• Ejercicios
(a) Edita el fragmento del texto que empieza en "Pero estas rebeliones" y termina en "de esta hipótesis.", cambiando "rebeliones" por "protestas".
(b) Reescribe como tabla Markdown, con las columnas Número y Contenido, las filas del material, empezando en la primera y terminando en la que contiene "close-button[interactable]: ✕ bbox=[476, 8, 514, 30]", ambas incluidas; omite las líneas en blanco.

• Texto de lectura
* * *

Hay que decir que esta objeción -que parece impugnar la posibilidad misma
de un proceso político universal- parte ella misma de una supuesta
universalidad: la del imperio de las necesidades y su legalidad, o en otras
palabras: la de la supremacía del mercado mundial y sus formas de Estado.

Pero estas rebeliones -inarticuladas, preliminares, localizadas- no dan
cuenta de un futuro orden político cuya estructura podamos inferir. No son
muestras de que algo que está por venir, sino más bien al revés: sea lo que
fuere lo que esté por venir, son estos acontecimientos los que le darán
forma. No es éste el lugar ni el momento para soñar en una sociedad utópica
y atribuirle una futura trascendencia global. Nuevamente, son las ideas que
se van gestando en estas revueltas las que autorizan a pensar en términos
universales. Los proletarios del mundo no son una parte integrante de las
sociedades, las clases o las culturas, sino la potencia afirmativa de lo
común. El nosotros del enunciado es también parte de esta hipótesis.



2.
Con distintas variaciones, los voceros del mundo de los negocios, los
propagandistas de los valores democráticos, y los teóricos de todas las
izquierdas concuerdan en que sólo hay dos términos en juego: Economía y
Estado. El aparato discursivo del establishment plantea como una sorpresa
el hecho de que haya movilizaciones masivas en países con índices de
crecimiento envidiables, países que hasta el momento han sido los
caballitos de batalla del modelo de la austeridad social y la generación de
un buen clima de negocios. Se atribuyen las recientes protestas a la
aparición de una nueva ciudadanía, con mayores expectativas a futuro, y en
consonancia, mayores exigencias para con sus gobiernos. ¿Por qué la gente
protesta si las instituciones funcionan? ¿Por qué rebelarse si el gobierno
está luchando efectivamente contra la corrupción, sentando las bases de un
crecimiento sostenido? Eso es lo único que pueden elaborar, lo único que
están dispuestos a escuchar: una estúpida protesta contra la corrupción,
empíricamente comprobable, de tal o cual funcionario, de tal o cual
gobierno. Por lo tanto, la única respuesta que ofrecen es la de la
ciudadanía extendida: las expectativas crecieron y las personas quieren más
de lo mismo... más educación cívica, más democracia. La cuestión a resolver
es cómo capitalizar electoralmente el malestar.
De la misma manera, los propagandistas del liberalismo democrático
atribuyen la movilización al surgimiento de una clase media educada.

* * *

• Material de trabajo
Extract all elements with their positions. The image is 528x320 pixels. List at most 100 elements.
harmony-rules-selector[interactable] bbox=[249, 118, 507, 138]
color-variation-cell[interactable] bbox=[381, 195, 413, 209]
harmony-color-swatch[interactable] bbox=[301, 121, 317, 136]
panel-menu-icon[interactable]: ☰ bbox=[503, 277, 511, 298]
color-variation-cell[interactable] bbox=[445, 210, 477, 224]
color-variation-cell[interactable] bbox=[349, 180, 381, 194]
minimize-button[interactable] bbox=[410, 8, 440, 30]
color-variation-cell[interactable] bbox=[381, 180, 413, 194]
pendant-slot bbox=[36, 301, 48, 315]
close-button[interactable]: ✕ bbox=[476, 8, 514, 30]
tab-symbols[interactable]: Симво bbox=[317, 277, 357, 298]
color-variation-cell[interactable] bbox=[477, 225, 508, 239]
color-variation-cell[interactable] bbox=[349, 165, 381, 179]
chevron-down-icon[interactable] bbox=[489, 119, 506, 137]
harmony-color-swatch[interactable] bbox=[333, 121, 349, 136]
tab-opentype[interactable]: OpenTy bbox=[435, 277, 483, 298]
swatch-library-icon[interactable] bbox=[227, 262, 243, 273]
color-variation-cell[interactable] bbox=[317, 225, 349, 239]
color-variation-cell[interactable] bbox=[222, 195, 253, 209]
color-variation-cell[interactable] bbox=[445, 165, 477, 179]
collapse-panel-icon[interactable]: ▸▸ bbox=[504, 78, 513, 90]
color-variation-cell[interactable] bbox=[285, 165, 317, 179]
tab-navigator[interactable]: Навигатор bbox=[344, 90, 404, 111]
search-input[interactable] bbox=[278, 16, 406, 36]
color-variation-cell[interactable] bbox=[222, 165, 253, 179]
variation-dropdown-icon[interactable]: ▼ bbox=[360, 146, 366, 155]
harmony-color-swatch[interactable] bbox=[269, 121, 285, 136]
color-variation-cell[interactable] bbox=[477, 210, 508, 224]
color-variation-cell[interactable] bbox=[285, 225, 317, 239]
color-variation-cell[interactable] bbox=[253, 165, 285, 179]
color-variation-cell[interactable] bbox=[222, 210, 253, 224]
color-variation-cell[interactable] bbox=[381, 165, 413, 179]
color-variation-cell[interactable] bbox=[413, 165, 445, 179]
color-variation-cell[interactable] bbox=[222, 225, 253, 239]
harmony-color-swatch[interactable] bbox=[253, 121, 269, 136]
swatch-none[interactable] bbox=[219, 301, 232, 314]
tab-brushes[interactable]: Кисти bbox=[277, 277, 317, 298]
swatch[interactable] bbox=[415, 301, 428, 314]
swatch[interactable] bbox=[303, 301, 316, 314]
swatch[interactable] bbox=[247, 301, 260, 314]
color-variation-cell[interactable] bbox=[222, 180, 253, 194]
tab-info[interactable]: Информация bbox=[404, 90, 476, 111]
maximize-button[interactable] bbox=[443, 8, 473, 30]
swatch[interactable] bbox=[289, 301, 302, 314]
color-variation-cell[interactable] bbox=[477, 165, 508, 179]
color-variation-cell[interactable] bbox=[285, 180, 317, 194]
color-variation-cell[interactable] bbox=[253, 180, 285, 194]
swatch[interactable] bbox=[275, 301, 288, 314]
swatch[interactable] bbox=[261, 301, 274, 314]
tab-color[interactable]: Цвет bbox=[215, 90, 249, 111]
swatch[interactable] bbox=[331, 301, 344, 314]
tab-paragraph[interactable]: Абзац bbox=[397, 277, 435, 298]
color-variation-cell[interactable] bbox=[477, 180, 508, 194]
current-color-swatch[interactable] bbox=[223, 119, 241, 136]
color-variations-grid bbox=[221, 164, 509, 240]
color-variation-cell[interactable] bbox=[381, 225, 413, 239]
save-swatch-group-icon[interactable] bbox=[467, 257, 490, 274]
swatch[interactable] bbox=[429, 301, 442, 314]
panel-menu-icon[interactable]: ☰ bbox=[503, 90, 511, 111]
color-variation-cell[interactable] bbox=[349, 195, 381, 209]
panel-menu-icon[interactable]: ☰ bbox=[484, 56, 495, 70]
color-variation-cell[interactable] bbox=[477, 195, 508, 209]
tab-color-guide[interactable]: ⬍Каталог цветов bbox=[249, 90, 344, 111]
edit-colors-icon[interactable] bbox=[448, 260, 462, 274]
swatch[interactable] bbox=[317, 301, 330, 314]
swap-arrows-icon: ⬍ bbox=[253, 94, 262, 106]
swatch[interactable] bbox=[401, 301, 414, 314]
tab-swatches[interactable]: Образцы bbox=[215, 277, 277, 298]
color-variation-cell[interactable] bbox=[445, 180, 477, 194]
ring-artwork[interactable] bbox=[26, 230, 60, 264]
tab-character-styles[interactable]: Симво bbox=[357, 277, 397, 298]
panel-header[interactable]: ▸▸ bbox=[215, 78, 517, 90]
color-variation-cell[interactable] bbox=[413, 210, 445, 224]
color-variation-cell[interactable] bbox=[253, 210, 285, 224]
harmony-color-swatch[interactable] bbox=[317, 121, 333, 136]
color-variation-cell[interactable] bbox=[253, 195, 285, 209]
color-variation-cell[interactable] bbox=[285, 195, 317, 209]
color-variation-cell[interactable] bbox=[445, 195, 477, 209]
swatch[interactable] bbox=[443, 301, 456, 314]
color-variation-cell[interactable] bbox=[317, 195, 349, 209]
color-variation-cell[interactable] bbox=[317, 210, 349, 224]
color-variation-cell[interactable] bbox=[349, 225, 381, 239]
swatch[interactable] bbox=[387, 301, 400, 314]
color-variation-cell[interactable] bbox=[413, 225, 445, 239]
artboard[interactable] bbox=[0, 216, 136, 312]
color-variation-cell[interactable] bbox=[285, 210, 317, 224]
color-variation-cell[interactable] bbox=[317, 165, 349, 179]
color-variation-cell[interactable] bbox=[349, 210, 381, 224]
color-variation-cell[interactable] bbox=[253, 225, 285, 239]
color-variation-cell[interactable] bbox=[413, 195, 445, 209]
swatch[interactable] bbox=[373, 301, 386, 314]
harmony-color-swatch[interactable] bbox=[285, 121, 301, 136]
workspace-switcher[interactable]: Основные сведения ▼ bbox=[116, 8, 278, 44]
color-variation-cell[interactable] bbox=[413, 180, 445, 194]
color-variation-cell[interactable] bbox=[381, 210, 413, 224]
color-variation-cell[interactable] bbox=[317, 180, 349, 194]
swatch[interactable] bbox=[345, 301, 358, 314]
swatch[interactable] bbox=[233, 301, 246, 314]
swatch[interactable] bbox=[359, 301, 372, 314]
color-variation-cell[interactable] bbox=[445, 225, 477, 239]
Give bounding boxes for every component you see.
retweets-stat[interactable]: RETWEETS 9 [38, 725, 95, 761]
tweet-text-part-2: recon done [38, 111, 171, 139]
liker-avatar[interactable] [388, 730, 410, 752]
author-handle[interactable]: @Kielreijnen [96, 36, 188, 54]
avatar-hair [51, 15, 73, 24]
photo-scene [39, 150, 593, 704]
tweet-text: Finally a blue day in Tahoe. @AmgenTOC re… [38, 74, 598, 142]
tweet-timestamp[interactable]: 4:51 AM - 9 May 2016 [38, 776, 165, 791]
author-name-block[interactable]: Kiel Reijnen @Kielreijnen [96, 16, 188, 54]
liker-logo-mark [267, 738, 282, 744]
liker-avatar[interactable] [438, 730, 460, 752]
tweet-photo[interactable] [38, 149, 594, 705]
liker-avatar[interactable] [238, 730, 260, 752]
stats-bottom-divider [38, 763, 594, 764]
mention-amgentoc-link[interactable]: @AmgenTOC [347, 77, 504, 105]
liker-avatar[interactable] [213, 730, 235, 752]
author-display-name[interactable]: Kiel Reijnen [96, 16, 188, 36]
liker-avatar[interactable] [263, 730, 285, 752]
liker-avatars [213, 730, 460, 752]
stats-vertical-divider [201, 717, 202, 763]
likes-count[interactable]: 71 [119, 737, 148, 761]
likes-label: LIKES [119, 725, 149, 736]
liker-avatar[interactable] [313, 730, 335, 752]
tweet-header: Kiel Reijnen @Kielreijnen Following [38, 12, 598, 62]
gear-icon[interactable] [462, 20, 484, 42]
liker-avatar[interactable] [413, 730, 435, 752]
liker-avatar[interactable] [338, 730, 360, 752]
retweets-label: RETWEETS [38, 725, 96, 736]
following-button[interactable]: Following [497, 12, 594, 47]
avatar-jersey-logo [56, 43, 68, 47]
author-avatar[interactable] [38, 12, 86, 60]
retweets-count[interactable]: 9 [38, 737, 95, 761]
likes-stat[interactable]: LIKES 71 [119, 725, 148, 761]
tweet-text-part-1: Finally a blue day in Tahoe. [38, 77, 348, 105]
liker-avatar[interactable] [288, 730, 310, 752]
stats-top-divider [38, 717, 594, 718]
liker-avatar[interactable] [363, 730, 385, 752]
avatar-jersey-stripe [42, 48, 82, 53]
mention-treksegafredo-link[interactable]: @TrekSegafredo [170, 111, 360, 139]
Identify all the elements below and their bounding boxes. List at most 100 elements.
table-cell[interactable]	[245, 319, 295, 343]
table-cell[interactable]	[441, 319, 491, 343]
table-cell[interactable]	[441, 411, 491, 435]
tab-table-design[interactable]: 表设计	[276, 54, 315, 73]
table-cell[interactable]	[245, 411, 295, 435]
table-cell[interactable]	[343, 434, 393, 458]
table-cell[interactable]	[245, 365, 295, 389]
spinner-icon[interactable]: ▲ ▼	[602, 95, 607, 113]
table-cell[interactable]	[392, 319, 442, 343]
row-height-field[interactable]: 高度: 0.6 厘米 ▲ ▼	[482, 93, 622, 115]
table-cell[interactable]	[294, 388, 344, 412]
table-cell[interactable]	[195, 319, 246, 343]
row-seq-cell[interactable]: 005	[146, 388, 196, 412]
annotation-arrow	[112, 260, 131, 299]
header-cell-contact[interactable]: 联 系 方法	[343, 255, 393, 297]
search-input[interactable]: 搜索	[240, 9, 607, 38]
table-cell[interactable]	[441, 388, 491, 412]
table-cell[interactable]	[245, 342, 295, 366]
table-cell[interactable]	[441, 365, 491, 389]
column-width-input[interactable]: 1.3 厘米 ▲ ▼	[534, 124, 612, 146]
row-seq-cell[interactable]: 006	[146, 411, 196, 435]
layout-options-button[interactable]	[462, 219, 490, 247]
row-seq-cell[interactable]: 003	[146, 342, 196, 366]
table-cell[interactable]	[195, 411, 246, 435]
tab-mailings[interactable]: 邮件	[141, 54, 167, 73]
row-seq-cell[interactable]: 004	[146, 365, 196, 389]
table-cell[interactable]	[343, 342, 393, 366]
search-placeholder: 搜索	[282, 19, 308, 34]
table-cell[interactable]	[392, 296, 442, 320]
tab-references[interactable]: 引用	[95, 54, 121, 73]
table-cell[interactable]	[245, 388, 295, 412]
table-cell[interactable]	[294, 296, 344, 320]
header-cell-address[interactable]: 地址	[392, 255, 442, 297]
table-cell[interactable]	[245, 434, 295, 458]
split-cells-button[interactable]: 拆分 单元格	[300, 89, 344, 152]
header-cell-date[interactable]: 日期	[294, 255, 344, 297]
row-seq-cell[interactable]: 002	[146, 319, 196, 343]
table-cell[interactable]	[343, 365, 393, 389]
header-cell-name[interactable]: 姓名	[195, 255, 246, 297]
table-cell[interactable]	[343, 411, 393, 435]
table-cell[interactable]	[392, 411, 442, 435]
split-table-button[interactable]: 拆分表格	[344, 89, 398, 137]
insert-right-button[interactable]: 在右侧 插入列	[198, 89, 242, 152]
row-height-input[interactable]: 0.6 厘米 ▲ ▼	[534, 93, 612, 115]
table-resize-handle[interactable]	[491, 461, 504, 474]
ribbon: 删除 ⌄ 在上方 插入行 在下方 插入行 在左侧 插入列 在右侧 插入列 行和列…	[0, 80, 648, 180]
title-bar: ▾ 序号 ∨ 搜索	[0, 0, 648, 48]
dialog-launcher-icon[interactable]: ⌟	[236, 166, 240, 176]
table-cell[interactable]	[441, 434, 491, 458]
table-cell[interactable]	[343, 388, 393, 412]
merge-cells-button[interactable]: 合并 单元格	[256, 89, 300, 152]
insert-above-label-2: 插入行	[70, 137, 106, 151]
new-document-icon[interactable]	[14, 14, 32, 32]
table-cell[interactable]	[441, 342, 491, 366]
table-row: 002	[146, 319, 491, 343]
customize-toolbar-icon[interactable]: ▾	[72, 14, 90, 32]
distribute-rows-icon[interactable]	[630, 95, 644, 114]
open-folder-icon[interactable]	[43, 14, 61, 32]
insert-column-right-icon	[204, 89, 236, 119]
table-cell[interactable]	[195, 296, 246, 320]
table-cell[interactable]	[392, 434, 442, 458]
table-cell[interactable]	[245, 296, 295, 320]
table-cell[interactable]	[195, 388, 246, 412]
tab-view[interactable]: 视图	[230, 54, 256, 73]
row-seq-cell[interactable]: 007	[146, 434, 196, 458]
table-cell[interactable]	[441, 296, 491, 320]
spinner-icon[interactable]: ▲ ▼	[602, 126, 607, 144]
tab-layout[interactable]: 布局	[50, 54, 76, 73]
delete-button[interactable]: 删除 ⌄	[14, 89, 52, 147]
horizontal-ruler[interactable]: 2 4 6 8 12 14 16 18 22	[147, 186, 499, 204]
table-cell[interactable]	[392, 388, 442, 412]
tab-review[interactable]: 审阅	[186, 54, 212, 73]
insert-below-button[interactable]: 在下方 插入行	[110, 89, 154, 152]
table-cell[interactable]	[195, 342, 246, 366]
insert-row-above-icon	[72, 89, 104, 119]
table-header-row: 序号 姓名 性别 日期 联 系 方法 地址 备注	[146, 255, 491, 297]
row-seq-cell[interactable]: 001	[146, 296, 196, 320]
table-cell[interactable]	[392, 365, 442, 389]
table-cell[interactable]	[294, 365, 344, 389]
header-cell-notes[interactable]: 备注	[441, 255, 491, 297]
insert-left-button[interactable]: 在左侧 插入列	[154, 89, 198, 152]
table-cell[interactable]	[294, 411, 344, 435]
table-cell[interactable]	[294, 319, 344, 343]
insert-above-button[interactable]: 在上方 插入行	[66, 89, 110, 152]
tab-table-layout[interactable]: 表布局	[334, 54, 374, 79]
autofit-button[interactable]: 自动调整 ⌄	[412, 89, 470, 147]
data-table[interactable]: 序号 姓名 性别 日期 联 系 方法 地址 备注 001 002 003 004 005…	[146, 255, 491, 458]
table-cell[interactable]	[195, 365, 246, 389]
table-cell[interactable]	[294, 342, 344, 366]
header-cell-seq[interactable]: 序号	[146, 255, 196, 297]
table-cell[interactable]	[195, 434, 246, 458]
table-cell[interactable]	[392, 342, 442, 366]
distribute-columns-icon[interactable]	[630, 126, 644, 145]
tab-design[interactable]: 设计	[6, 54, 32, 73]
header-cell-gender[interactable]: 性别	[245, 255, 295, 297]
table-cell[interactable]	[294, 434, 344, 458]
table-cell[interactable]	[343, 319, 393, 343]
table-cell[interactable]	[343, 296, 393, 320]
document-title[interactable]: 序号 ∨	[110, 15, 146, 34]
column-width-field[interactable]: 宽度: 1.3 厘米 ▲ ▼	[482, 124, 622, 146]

* * *

• Soluciones
(a)
Pero estas protestas -inarticuladas, preliminares, localizadas- no dan
cuenta de un futuro orden político cuya estructura podamos inferir. No son
muestras de que algo que está por venir, sino más bien al revés: sea lo que
fuere lo que esté por venir, son estos acontecimientos los que le darán
forma. No es éste el lugar ni el momento para soñar en una sociedad utópica
y atribuirle una futura trascendencia global. Nuevamente, son las ideas que
se van gestando en estas revueltas las que autorizan a pensar en términos
universales. Los proletarios del mundo no son una parte integrante de las
sociedades, las clases o las culturas, sino la potencia afirmativa de lo
común. El nosotros del enunciado es también parte de esta hipótesis.

(b)
| Número | Contenido |
|---|---|
| 1 | Extract all elements with their positions. The image is 528x320 pixels. List at most 100 elements. |
| 2 | harmony-rules-selector[interactable] bbox=[249, 118, 507, 138] |
| 3 | color-variation-cell[interactable] bbox=[381, 195, 413, 209] |
| 4 | harmony-color-swatch[interactable] bbox=[301, 121, 317, 136] |
| 5 | panel-menu-icon[interactable]: ☰ bbox=[503, 277, 511, 298] |
| 6 | color-variation-cell[interactable] bbox=[445, 210, 477, 224] |
| 7 | color-variation-cell[interactable] bbox=[349, 180, 381, 194] |
| 8 | minimize-button[interactable] bbox=[410, 8, 440, 30] |
| 9 | color-variation-cell[interactable] bbox=[381, 180, 413, 194] |
| 10 | pendant-slot bbox=[36, 301, 48, 315] |
| 11 | close-button[interactable]: ✕ bbox=[476, 8, 514, 30] |